▶ **PROBLEM REQUIREMENTS**: Your task is to copy each line that has the word "likes".

▶ **AVAILABLE DATA**:
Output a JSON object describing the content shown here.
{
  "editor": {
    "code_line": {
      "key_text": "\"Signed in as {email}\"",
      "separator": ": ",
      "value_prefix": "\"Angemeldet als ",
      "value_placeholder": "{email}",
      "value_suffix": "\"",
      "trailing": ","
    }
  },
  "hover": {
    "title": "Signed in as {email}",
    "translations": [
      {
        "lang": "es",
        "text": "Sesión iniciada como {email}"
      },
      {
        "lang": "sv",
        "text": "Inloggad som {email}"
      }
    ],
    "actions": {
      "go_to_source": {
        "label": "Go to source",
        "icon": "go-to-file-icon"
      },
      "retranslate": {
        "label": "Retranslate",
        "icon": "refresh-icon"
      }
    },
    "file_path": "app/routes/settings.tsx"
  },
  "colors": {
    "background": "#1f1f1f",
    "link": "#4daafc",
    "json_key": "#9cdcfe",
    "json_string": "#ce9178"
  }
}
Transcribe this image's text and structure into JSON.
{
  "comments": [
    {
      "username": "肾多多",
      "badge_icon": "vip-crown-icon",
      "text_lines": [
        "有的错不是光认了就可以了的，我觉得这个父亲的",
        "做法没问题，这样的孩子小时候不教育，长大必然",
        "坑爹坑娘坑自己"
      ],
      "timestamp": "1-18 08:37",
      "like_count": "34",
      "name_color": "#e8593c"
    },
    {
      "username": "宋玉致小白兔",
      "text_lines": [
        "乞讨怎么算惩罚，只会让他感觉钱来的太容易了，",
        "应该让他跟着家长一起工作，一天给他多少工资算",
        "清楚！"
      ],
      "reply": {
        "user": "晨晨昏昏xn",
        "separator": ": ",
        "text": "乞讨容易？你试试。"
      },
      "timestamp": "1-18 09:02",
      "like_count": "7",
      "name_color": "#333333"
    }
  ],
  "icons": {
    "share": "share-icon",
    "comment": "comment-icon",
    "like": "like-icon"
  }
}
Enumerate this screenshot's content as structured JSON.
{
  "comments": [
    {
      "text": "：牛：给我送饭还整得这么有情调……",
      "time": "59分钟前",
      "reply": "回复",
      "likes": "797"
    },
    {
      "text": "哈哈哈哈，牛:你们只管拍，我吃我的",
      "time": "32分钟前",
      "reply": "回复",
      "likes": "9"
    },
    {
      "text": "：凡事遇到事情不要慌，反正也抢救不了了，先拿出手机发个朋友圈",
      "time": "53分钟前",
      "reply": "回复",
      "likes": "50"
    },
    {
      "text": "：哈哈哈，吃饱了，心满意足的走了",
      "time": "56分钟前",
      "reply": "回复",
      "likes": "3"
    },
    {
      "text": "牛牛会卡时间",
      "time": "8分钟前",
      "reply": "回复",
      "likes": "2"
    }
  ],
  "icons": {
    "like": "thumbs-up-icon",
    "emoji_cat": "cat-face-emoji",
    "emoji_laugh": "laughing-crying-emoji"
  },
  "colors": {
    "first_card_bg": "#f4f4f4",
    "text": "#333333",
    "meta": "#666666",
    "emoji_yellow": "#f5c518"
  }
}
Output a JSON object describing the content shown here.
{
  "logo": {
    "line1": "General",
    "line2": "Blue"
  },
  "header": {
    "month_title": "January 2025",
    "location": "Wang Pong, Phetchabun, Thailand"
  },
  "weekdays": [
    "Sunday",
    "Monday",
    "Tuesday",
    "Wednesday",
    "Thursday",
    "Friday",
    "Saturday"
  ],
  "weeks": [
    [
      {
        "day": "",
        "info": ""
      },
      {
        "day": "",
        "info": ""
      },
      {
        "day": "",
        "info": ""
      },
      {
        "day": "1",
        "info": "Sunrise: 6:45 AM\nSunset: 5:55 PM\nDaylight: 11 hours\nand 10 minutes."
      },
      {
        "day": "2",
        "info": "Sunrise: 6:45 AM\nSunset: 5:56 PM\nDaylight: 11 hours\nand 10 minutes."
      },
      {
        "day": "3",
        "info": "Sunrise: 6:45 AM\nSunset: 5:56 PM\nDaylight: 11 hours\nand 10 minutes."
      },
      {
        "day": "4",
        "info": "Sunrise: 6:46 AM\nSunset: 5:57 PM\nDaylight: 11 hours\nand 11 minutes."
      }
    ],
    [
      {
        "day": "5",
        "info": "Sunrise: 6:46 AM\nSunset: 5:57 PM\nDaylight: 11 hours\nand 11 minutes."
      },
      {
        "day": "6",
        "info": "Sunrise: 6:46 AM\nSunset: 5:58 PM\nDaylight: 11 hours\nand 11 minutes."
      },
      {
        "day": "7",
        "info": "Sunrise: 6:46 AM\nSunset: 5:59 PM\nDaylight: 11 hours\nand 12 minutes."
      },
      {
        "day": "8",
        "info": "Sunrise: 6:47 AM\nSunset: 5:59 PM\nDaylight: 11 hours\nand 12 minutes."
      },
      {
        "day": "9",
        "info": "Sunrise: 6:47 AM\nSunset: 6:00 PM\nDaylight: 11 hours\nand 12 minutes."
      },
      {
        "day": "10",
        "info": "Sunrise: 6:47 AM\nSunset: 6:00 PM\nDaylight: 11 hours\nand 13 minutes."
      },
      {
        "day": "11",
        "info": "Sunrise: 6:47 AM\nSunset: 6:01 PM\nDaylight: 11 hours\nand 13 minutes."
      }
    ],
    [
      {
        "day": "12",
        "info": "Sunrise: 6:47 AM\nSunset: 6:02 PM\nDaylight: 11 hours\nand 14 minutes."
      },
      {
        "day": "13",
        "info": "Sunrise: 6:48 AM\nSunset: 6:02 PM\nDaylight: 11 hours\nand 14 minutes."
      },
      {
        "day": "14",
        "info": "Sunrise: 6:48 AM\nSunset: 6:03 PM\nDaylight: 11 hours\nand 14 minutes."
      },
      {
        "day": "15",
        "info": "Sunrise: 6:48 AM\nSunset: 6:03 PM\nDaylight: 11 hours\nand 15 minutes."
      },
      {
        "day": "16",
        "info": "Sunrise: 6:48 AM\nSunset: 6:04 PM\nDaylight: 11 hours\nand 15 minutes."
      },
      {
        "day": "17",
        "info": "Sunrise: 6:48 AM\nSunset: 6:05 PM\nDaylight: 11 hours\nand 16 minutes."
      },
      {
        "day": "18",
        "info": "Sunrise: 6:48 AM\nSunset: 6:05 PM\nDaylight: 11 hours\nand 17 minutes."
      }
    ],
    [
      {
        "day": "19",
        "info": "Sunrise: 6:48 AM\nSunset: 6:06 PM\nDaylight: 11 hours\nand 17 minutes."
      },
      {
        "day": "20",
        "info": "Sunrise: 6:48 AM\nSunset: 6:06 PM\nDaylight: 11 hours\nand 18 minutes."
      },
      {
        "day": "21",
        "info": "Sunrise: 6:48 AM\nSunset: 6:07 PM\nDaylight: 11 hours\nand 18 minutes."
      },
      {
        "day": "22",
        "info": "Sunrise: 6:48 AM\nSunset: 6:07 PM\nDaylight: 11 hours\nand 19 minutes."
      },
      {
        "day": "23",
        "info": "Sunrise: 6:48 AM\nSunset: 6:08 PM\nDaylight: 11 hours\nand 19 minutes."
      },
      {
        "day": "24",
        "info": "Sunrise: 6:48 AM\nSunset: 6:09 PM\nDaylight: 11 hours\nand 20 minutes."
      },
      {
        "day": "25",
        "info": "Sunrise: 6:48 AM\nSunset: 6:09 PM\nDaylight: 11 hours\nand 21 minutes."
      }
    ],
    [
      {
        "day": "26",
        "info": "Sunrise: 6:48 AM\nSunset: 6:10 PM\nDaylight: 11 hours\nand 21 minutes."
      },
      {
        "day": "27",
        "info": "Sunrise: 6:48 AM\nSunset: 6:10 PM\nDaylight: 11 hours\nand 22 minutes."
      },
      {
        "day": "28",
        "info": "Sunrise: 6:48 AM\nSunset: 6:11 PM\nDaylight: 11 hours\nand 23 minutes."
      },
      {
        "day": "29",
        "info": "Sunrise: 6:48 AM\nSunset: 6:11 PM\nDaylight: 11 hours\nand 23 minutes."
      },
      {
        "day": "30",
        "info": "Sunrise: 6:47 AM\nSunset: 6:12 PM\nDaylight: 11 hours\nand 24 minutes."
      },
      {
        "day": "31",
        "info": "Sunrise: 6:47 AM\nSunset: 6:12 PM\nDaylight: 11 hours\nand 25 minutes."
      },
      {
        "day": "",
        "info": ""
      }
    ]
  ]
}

▶ **ANSWER TO THIS TASK**:
      "likes": "797"
      "likes": "9"
      "likes": "50"
      "likes": "3"
      "likes": "2"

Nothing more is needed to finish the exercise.